WHAT YOU SHOULD DO
Retype all of the data. Every line must match exactly.
>>>>
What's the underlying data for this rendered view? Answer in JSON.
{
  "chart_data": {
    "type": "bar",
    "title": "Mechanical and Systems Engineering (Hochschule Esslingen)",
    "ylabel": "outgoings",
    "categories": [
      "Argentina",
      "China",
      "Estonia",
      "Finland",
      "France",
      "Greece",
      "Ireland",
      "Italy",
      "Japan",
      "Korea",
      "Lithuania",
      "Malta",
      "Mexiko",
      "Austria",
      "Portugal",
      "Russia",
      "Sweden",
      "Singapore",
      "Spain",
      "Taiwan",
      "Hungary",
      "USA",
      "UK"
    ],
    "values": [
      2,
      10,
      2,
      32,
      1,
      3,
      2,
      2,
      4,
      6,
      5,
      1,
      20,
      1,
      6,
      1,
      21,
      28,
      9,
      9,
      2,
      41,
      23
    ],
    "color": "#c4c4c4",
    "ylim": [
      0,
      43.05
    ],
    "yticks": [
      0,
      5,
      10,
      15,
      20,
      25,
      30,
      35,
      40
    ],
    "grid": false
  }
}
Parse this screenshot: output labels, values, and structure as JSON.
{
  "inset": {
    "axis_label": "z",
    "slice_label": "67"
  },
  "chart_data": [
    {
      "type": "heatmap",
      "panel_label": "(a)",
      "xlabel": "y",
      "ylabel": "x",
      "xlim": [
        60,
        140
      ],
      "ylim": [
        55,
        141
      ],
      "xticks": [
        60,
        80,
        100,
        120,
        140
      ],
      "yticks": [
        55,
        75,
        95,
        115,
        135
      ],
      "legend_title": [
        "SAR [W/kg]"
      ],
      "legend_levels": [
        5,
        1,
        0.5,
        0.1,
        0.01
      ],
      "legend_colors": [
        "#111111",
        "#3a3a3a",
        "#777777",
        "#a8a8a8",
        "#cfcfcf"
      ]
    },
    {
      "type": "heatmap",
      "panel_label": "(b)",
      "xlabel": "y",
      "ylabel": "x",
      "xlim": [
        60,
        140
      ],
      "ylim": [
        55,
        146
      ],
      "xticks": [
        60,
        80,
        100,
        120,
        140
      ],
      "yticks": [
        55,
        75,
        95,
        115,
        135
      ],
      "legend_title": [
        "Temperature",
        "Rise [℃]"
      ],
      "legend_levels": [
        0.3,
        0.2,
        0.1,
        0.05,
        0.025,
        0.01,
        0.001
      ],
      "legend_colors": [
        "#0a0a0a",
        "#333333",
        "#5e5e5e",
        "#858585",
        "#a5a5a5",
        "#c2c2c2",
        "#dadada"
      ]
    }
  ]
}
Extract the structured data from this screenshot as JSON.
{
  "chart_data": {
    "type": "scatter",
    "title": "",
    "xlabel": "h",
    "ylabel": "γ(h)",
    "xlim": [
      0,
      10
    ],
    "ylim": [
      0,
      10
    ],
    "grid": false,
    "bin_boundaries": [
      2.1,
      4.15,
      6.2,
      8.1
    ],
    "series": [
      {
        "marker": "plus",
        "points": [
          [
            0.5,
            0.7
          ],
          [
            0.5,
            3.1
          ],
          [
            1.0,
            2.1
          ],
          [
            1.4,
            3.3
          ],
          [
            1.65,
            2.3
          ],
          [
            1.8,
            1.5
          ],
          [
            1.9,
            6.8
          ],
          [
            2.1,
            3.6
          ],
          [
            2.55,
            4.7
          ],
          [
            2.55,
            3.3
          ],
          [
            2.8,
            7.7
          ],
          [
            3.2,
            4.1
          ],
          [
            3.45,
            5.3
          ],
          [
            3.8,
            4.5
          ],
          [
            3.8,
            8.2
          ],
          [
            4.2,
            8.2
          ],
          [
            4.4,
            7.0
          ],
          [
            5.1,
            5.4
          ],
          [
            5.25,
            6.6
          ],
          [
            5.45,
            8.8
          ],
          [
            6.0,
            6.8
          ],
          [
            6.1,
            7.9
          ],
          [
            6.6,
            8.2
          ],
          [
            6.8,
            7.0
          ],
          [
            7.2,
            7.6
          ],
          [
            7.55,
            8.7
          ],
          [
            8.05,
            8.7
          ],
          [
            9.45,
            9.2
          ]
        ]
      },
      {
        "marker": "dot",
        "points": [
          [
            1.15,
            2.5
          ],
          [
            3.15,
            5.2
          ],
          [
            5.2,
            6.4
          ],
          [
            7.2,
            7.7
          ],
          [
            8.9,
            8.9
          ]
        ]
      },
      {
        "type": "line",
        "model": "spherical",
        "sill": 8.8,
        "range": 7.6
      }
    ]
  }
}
<<<<
TASK SOLUTION
What's the underlying data for this rendered view? Answer in JSON.
{
  "chart_data": {
    "type": "bar",
    "title": "Mechanical and Systems Engineering (Hochschule Esslingen)",
    "ylabel": "outgoings",
    "categories": [
      "Argentina",
      "China",
      "Estonia",
      "Finland",
      "France",
      "Greece",
      "Ireland",
      "Italy",
      "Japan",
      "Korea",
      "Lithuania",
      "Malta",
      "Mexiko",
      "Austria",
      "Portugal",
      "Russia",
      "Sweden",
      "Singapore",
      "Spain",
      "Taiwan",
      "Hungary",
      "USA",
      "UK"
    ],
    "values": [
      2,
      10,
      2,
      32,
      1,
      3,
      2,
      2,
      4,
      6,
      5,
      1,
      20,
      1,
      6,
      1,
      21,
      28,
      9,
      9,
      2,
      41,
      23
    ],
    "color": "#c4c4c4",
    "ylim": [
      0,
      43.05
    ],
    "yticks": [
      0,
      5,
      10,
      15,
      20,
      25,
      30,
      35,
      40
    ],
    "grid": false
  }
}
Parse this screenshot: output labels, values, and structure as JSON.
{
  "inset": {
    "axis_label": "z",
    "slice_label": "67"
  },
  "chart_data": [
    {
      "type": "heatmap",
      "panel_label": "(a)",
      "xlabel": "y",
      "ylabel": "x",
      "xlim": [
        60,
        140
      ],
      "ylim": [
        55,
        141
      ],
      "xticks": [
        60,
        80,
        100,
        120,
        140
      ],
      "yticks": [
        55,
        75,
        95,
        115,
        135
      ],
      "legend_title": [
        "SAR [W/kg]"
      ],
      "legend_levels": [
        5,
        1,
        0.5,
        0.1,
        0.01
      ],
      "legend_colors": [
        "#111111",
        "#3a3a3a",
        "#777777",
        "#a8a8a8",
        "#cfcfcf"
      ]
    },
    {
      "type": "heatmap",
      "panel_label": "(b)",
      "xlabel": "y",
      "ylabel": "x",
      "xlim": [
        60,
        140
      ],
      "ylim": [
        55,
        146
      ],
      "xticks": [
        60,
        80,
        100,
        120,
        140
      ],
      "yticks": [
        55,
        75,
        95,
        115,
        135
      ],
      "legend_title": [
        "Temperature",
        "Rise [℃]"
      ],
      "legend_levels": [
        0.3,
        0.2,
        0.1,
        0.05,
        0.025,
        0.01,
        0.001
      ],
      "legend_colors": [
        "#0a0a0a",
        "#333333",
        "#5e5e5e",
        "#858585",
        "#a5a5a5",
        "#c2c2c2",
        "#dadada"
      ]
    }
  ]
}
Extract the structured data from this screenshot as JSON.
{
  "chart_data": {
    "type": "scatter",
    "title": "",
    "xlabel": "h",
    "ylabel": "γ(h)",
    "xlim": [
      0,
      10
    ],
    "ylim": [
      0,
      10
    ],
    "grid": false,
    "bin_boundaries": [
      2.1,
      4.15,
      6.2,
      8.1
    ],
    "series": [
      {
        "marker": "plus",
        "points": [
          [
            0.5,
            0.7
          ],
          [
            0.5,
            3.1
          ],
          [
            1.0,
            2.1
          ],
          [
            1.4,
            3.3
          ],
          [
            1.65,
            2.3
          ],
          [
            1.8,
            1.5
          ],
          [
            1.9,
            6.8
          ],
          [
            2.1,
            3.6
          ],
          [
            2.55,
            4.7
          ],
          [
            2.55,
            3.3
          ],
          [
            2.8,
            7.7
          ],
          [
            3.2,
            4.1
          ],
          [
            3.45,
            5.3
          ],
          [
            3.8,
            4.5
          ],
          [
            3.8,
            8.2
          ],
          [
            4.2,
            8.2
          ],
          [
            4.4,
            7.0
          ],
          [
            5.1,
            5.4
          ],
          [
            5.25,
            6.6
          ],
          [
            5.45,
            8.8
          ],
          [
            6.0,
            6.8
          ],
          [
            6.1,
            7.9
          ],
          [
            6.6,
            8.2
          ],
          [
            6.8,
            7.0
          ],
          [
            7.2,
            7.6
          ],
          [
            7.55,
            8.7
          ],
          [
            8.05,
            8.7
          ],
          [
            9.45,
            9.2
          ]
        ]
      },
      {
        "marker": "dot",
        "points": [
          [
            1.15,
            2.5
          ],
          [
            3.15,
            5.2
          ],
          [
            5.2,
            6.4
          ],
          [
            7.2,
            7.7
          ],
          [
            8.9,
            8.9
          ]
        ]
      },
      {
        "type": "line",
        "model": "spherical",
        "sill": 8.8,
        "range": 7.6
      }
    ]
  }
}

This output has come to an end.